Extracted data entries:

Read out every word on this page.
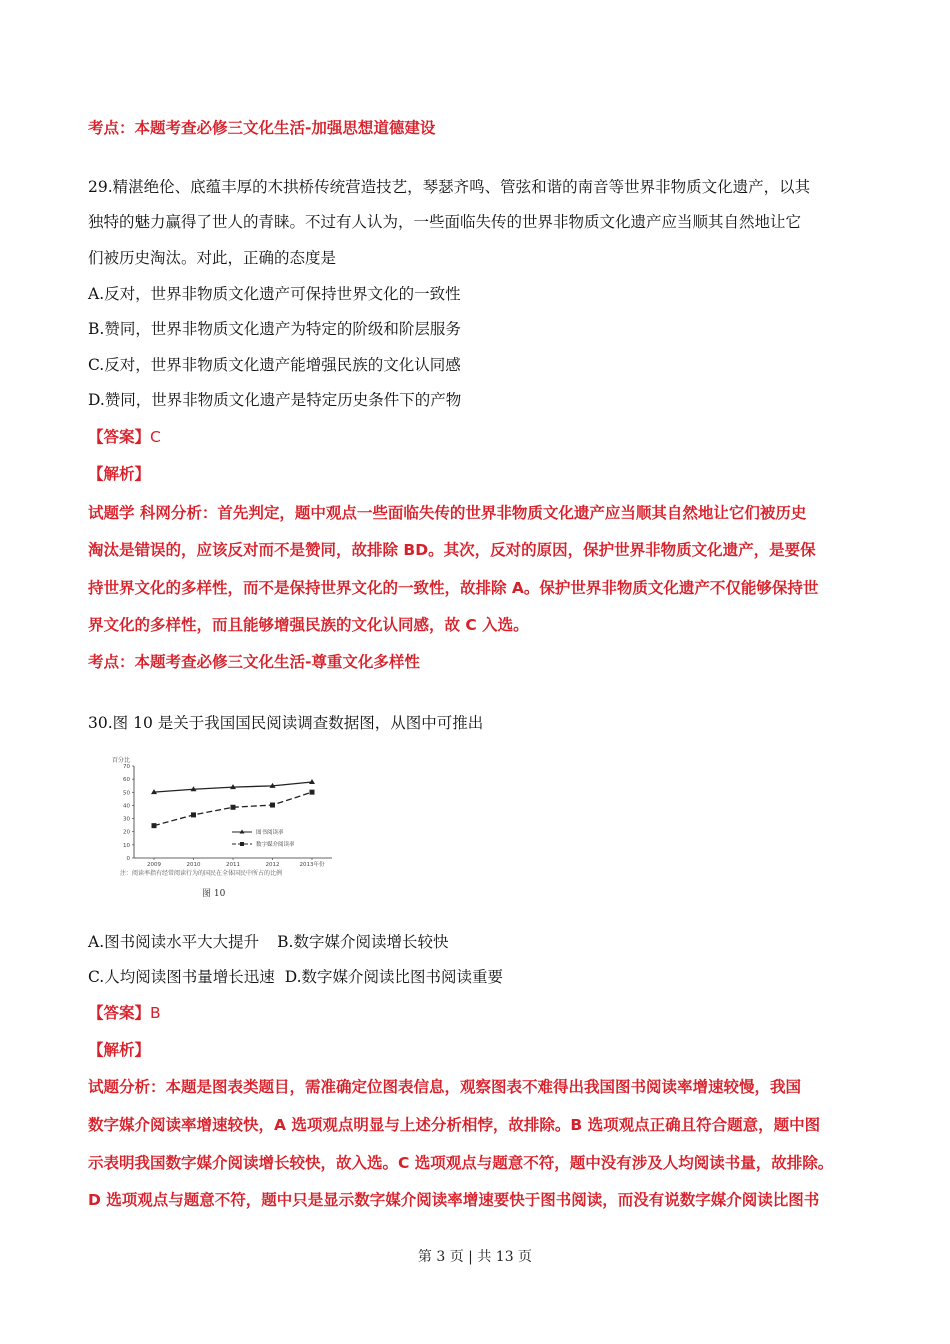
考点：本题考查必修三文化生活-加强思想道德建设
29.精湛绝伦、底蕴丰厚的木拱桥传统营造技艺，琴瑟齐鸣、管弦和谐的南音等世界非物质文化遗产，以其
独特的魅力赢得了世人的青睐。不过有人认为，一些面临失传的世界非物质文化遗产应当顺其自然地让它
们被历史淘汰。对此，正确的态度是
A.反对，世界非物质文化遗产可保持世界文化的一致性
B.赞同，世界非物质文化遗产为特定的阶级和阶层服务
C.反对，世界非物质文化遗产能增强民族的文化认同感
D.赞同，世界非物质文化遗产是特定历史条件下的产物
【答案】C
【解析】
试题学 科网分析：首先判定，题中观点一些面临失传的世界非物质文化遗产应当顺其自然地让它们被历史
淘汰是错误的，应该反对而不是赞同，故排除 BD。其次，反对的原因，保护世界非物质文化遗产，是要保
持世界文化的多样性，而不是保持世界文化的一致性，故排除 A。保护世界非物质文化遗产不仅能够保持世
界文化的多样性，而且能够增强民族的文化认同感，故 C 入选。
考点：本题考查必修三文化生活-尊重文化多样性
30.图 10 是关于我国国民阅读调查数据图，从图中可推出
百分比
0
10
20
30
40
50
60
70
2009	2010	2011	2012	2013年份
图书阅读率
数字媒介阅读率
注：阅读率指有经常阅读行为的国民在全体国民中所占的比例
图 10
A.图书阅读水平大大提升 B.数字媒介阅读增长较快
C.人均阅读图书量增长迅速 D.数字媒介阅读比图书阅读重要
【答案】B
【解析】
试题分析：本题是图表类题目，需准确定位图表信息，观察图表不难得出我国图书阅读率增速较慢，我国
数字媒介阅读率增速较快，A 选项观点明显与上述分析相悖，故排除。B 选项观点正确且符合题意，题中图
示表明我国数字媒介阅读增长较快，故入选。C 选项观点与题意不符，题中没有涉及人均阅读书量，故排除。
D 选项观点与题意不符，题中只是显示数字媒介阅读率增速要快于图书阅读，而没有说数字媒介阅读比图书
第 3 页 | 共 13 页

WHAT IS REQUIRED:
Excluding the pictures, reproduce every entry exactly as given.

RESULT OF THIS EXERCISE:
Read out every word on this page.
考点：本题考查必修三文化生活-加强思想道德建设
29.精湛绝伦、底蕴丰厚的木拱桥传统营造技艺，琴瑟齐鸣、管弦和谐的南音等世界非物质文化遗产，以其
独特的魅力赢得了世人的青睐。不过有人认为，一些面临失传的世界非物质文化遗产应当顺其自然地让它
们被历史淘汰。对此，正确的态度是
A.反对，世界非物质文化遗产可保持世界文化的一致性
B.赞同，世界非物质文化遗产为特定的阶级和阶层服务
C.反对，世界非物质文化遗产能增强民族的文化认同感
D.赞同，世界非物质文化遗产是特定历史条件下的产物
【答案】C
【解析】
试题学 科网分析：首先判定，题中观点一些面临失传的世界非物质文化遗产应当顺其自然地让它们被历史
淘汰是错误的，应该反对而不是赞同，故排除 BD。其次，反对的原因，保护世界非物质文化遗产，是要保
持世界文化的多样性，而不是保持世界文化的一致性，故排除 A。保护世界非物质文化遗产不仅能够保持世
界文化的多样性，而且能够增强民族的文化认同感，故 C 入选。
考点：本题考查必修三文化生活-尊重文化多样性
30.图 10 是关于我国国民阅读调查数据图，从图中可推出
百分比
0
10
20
30
40
50
60
70
2009	2010	2011	2012	2013年份
图书阅读率
数字媒介阅读率
注：阅读率指有经常阅读行为的国民在全体国民中所占的比例
图 10
A.图书阅读水平大大提升 B.数字媒介阅读增长较快
C.人均阅读图书量增长迅速 D.数字媒介阅读比图书阅读重要
【答案】B
【解析】
试题分析：本题是图表类题目，需准确定位图表信息，观察图表不难得出我国图书阅读率增速较慢，我国
数字媒介阅读率增速较快，A 选项观点明显与上述分析相悖，故排除。B 选项观点正确且符合题意，题中图
示表明我国数字媒介阅读增长较快，故入选。C 选项观点与题意不符，题中没有涉及人均阅读书量，故排除。
D 选项观点与题意不符，题中只是显示数字媒介阅读率增速要快于图书阅读，而没有说数字媒介阅读比图书
第 3 页 | 共 13 页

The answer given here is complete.